Problem to work on –
Search the material below for the string "build" and list each line that holds it.

Collected data entries
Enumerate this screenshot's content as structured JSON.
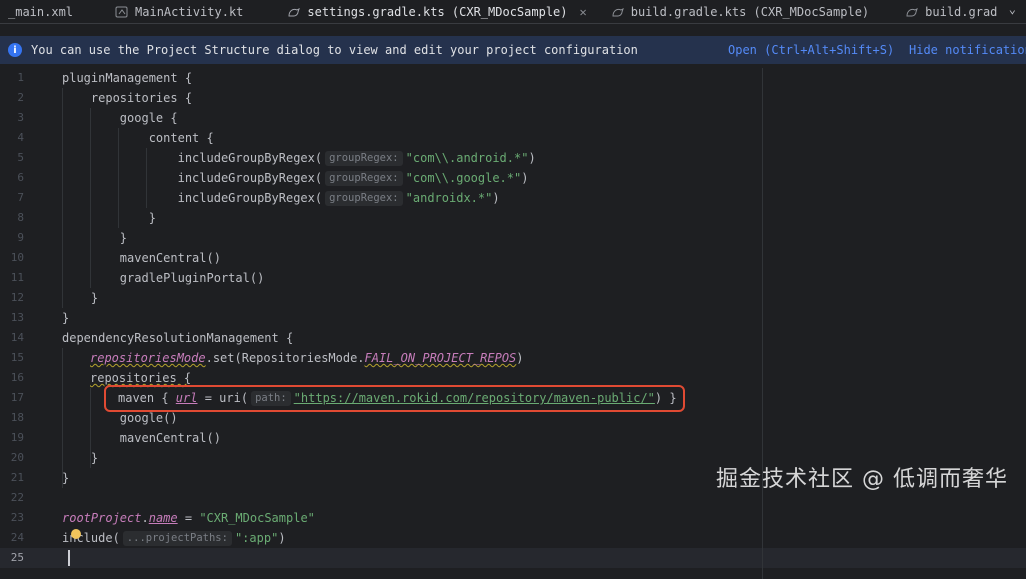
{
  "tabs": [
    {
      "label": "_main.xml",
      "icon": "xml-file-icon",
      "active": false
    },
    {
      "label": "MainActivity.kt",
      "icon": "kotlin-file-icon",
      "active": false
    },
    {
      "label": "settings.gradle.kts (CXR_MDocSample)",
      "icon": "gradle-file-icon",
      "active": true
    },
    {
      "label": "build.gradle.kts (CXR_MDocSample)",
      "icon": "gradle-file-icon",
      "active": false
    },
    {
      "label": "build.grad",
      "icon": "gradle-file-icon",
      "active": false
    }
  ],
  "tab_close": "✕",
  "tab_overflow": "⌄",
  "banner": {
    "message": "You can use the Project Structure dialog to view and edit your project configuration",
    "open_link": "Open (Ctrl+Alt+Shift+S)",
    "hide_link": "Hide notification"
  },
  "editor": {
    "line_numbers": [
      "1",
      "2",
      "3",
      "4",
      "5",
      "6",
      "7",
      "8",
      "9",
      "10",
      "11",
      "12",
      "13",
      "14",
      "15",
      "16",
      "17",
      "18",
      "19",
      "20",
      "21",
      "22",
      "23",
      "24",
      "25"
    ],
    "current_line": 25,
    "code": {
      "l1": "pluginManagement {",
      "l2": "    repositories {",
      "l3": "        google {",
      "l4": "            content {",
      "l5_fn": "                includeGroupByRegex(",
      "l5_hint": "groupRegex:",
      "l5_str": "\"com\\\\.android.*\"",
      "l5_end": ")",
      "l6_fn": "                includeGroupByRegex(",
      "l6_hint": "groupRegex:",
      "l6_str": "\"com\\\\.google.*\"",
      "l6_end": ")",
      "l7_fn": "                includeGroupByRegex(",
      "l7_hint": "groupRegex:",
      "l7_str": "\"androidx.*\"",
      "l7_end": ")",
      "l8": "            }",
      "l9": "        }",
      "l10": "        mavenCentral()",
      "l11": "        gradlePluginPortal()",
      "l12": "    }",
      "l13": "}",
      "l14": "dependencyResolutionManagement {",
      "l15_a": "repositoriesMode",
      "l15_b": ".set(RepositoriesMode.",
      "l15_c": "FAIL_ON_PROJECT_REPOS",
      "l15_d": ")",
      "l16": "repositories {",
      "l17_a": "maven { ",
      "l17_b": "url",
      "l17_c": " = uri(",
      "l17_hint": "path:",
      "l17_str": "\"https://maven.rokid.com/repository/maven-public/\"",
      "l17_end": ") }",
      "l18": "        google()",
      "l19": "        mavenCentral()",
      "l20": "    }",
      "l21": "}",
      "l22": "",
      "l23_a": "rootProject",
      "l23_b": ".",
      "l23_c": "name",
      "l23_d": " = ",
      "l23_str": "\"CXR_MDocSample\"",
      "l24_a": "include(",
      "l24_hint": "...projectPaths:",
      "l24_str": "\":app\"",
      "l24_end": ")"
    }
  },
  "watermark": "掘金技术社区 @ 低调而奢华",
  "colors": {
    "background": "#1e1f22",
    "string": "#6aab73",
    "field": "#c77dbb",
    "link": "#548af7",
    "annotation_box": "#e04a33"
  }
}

---

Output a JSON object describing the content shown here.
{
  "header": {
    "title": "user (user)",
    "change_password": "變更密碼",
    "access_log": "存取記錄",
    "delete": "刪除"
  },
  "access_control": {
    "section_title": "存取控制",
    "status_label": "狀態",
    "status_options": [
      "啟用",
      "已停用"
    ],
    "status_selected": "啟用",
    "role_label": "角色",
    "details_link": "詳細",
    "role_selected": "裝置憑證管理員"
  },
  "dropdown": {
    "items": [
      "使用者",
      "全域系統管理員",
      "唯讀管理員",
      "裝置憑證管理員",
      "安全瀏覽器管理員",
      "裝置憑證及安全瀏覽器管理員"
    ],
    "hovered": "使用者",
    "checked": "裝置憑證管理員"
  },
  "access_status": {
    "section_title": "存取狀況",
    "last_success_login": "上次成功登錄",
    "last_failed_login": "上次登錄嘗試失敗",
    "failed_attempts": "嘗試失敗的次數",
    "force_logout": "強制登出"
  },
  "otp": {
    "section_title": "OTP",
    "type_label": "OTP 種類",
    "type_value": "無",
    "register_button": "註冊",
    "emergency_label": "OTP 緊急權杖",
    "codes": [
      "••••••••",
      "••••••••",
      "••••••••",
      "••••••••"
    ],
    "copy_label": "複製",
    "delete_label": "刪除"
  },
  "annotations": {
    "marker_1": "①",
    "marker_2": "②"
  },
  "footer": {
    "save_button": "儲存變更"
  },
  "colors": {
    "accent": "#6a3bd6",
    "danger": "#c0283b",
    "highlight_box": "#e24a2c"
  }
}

Task output –
      "label": "build.gradle.kts (CXR_MDocSample)",
      "label": "build.grad",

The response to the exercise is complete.